▶ **Exercise task**
Report only how many lines hold the word "above".

▶ **Materials provided**

--- start ---

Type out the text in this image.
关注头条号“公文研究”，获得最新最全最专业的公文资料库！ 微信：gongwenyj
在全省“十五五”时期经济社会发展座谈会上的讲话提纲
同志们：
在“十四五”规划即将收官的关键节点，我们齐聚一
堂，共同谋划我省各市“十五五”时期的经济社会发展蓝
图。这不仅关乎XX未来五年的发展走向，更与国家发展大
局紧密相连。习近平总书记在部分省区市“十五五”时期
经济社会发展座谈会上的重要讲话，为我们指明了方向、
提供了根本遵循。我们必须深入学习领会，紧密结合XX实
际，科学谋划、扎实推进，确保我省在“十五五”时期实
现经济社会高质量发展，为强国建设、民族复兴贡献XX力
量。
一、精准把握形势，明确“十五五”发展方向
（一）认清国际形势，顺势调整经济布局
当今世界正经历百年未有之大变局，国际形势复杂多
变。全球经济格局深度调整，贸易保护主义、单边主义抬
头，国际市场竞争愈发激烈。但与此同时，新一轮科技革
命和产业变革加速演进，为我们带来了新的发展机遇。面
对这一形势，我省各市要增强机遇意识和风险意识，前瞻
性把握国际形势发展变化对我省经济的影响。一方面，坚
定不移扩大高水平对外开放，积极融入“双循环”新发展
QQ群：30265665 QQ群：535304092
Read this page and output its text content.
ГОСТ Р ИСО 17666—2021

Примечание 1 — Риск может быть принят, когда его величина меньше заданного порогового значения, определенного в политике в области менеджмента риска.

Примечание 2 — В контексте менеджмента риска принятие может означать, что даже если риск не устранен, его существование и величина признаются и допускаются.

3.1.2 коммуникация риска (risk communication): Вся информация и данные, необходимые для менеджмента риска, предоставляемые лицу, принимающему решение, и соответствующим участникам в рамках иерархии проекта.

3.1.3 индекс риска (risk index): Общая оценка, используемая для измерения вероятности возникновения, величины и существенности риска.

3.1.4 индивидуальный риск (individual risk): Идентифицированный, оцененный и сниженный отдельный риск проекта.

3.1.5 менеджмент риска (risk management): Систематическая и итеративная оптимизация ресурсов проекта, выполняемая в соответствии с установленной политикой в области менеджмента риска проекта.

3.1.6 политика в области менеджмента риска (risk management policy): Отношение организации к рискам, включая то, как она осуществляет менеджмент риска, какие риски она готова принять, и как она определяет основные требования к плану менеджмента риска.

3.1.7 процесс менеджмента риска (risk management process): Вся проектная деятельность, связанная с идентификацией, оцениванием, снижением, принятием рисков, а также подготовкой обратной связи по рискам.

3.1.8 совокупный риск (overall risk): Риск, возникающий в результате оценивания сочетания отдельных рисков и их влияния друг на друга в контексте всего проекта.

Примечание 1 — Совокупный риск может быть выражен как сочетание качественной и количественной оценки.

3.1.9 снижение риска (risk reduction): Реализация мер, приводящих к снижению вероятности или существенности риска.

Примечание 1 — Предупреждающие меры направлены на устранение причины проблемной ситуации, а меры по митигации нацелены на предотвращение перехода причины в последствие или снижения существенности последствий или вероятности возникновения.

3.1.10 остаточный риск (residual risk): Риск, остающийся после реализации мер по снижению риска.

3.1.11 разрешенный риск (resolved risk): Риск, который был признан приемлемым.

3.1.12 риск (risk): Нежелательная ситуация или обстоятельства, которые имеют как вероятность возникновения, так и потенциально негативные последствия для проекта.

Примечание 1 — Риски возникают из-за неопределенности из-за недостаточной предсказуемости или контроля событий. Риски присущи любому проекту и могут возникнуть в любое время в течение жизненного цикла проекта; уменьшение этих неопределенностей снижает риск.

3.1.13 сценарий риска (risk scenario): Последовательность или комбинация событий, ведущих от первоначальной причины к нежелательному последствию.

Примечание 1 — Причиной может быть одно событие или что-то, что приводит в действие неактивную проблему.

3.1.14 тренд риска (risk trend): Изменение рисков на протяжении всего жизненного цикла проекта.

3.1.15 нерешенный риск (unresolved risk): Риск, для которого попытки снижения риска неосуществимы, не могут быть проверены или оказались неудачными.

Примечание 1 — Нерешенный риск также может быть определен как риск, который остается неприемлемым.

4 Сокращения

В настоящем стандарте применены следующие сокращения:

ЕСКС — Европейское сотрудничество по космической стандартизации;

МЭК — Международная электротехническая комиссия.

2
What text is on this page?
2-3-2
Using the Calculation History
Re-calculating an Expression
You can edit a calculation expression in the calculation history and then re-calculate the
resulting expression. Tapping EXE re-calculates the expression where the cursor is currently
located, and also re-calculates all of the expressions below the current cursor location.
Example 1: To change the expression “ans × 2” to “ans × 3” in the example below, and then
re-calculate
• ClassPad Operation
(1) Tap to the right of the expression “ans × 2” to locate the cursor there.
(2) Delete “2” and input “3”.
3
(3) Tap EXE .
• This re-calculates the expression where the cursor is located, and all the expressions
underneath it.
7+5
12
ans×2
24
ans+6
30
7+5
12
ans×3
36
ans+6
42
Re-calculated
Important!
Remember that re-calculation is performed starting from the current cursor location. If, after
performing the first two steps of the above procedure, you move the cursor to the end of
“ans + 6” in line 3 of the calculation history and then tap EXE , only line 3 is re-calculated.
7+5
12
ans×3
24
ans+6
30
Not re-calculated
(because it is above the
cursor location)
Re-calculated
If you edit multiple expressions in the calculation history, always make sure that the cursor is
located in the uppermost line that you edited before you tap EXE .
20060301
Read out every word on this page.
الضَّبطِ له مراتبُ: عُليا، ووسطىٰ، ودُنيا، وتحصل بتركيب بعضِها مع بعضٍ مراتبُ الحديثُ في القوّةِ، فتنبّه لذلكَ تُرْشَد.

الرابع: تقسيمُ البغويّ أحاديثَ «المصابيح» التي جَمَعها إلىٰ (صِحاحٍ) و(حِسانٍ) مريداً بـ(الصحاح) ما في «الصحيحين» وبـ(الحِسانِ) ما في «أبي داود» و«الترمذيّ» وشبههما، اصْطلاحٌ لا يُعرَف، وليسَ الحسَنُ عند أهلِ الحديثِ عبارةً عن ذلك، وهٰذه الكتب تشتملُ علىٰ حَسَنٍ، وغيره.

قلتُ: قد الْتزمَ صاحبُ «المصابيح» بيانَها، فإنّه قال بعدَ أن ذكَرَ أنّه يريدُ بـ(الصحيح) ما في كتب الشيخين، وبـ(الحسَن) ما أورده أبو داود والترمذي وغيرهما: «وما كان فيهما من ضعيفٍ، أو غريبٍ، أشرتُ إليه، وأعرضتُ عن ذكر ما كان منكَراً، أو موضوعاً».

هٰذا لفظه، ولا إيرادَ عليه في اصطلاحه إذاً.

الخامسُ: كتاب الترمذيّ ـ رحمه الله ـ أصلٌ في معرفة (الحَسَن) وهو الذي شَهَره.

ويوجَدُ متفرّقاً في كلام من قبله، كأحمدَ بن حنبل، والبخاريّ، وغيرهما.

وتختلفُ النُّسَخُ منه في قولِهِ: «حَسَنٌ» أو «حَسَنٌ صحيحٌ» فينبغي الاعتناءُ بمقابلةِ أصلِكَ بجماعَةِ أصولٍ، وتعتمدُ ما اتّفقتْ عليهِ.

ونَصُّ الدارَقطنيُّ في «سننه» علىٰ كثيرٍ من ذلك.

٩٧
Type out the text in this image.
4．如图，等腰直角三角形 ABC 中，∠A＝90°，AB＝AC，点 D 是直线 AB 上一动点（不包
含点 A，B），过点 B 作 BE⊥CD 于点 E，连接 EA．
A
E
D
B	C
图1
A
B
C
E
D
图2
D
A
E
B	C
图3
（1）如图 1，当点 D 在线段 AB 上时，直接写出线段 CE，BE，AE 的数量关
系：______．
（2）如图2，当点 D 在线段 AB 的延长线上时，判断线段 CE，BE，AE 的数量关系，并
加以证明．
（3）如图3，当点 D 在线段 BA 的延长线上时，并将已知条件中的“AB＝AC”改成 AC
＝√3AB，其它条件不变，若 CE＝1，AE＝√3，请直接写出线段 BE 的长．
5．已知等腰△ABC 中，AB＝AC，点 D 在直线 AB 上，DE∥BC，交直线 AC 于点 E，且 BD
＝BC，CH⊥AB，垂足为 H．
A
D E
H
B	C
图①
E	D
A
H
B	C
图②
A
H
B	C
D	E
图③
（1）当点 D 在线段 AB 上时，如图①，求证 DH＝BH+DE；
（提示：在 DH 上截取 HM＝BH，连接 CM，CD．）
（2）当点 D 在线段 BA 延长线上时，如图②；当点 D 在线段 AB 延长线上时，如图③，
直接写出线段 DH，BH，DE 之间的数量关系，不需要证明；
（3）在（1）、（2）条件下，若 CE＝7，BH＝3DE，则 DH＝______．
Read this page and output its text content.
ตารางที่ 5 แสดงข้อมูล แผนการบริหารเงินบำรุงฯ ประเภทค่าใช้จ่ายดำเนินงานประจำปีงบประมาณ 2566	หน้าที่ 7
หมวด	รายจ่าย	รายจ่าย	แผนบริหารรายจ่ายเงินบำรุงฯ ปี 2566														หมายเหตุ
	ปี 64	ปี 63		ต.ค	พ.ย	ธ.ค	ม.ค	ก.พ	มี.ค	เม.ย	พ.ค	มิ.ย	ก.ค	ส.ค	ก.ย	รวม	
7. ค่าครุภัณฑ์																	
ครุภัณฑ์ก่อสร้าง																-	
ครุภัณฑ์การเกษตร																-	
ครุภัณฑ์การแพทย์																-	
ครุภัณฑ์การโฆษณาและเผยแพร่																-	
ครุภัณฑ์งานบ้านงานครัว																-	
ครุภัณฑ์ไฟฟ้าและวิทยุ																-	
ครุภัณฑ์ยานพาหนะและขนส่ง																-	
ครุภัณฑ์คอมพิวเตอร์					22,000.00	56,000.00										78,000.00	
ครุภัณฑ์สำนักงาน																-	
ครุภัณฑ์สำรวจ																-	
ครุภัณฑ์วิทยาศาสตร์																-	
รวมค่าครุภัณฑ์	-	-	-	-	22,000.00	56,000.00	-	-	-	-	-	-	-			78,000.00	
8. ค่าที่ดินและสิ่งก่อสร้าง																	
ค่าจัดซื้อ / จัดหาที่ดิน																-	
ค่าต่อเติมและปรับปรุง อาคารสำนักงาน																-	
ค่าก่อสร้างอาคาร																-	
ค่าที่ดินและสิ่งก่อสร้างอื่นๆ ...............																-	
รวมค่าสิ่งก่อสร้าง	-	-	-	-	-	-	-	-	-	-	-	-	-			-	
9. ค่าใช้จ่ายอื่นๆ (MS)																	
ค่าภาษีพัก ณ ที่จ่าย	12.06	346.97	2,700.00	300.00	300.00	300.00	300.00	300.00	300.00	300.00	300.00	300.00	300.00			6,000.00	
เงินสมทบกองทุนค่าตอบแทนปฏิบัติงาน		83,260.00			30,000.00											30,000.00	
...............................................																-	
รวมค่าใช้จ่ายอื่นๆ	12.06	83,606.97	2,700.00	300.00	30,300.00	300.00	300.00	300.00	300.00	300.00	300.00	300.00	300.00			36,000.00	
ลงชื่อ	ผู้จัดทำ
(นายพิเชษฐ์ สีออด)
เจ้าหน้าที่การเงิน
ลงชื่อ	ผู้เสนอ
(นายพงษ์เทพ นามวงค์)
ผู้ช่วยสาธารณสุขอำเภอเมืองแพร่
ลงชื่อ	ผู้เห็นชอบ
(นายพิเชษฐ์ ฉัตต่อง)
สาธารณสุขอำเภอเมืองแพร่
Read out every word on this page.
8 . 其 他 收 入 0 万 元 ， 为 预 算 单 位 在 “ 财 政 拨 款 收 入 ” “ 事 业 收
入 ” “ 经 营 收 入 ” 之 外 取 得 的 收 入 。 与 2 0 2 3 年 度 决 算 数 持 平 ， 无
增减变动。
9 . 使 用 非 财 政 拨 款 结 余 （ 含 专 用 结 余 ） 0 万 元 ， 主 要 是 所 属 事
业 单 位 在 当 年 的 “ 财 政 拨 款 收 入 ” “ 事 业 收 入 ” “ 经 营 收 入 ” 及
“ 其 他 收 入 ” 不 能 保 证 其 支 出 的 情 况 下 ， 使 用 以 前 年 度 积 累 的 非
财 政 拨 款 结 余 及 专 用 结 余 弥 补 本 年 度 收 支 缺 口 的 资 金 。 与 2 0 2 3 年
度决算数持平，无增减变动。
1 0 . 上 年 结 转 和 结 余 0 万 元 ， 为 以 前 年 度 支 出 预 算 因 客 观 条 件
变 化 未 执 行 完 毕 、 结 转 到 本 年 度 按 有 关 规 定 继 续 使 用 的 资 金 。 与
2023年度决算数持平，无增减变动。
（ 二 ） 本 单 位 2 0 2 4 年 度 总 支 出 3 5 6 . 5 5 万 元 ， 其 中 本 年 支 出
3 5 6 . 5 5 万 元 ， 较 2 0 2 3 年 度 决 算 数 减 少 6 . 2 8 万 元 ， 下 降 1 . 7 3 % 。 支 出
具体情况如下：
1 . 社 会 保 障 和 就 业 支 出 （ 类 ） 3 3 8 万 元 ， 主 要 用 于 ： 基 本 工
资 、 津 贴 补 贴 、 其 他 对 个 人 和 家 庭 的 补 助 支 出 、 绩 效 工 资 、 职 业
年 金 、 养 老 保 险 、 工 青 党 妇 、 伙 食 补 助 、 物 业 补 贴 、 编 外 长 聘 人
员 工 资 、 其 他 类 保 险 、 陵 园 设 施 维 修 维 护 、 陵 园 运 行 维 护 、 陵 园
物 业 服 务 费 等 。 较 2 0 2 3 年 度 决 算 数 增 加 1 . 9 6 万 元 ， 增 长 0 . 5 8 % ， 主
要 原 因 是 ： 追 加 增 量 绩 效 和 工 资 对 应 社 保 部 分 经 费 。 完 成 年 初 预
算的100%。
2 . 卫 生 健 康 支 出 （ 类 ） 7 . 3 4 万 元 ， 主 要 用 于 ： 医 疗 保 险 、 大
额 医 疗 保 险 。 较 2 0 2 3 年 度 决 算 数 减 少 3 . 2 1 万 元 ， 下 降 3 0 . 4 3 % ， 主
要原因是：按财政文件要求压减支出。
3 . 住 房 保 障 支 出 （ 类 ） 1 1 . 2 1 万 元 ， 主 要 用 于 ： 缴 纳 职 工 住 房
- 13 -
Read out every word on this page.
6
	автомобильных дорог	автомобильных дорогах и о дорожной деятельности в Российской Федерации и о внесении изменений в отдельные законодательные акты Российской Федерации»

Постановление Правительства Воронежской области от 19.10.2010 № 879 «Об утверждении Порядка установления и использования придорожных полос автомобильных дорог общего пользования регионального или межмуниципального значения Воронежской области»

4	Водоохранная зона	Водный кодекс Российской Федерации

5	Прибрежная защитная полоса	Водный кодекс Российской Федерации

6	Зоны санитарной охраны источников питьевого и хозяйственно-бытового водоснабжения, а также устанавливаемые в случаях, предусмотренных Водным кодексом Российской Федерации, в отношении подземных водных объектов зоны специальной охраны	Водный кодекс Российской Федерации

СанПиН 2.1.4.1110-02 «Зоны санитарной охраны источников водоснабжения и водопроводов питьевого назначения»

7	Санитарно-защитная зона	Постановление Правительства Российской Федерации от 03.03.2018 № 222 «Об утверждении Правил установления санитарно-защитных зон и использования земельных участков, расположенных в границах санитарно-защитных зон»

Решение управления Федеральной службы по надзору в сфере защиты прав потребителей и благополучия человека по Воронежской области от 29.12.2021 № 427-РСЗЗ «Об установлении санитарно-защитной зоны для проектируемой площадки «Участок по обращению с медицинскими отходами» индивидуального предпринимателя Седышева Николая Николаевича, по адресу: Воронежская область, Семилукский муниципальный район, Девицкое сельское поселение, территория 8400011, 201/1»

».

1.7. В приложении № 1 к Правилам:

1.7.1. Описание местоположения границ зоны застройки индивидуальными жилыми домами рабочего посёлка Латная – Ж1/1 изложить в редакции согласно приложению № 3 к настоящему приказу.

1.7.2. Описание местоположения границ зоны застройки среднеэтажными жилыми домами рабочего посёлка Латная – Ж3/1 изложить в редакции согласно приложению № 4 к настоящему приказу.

--- end ---

▶ **Finished answer**
2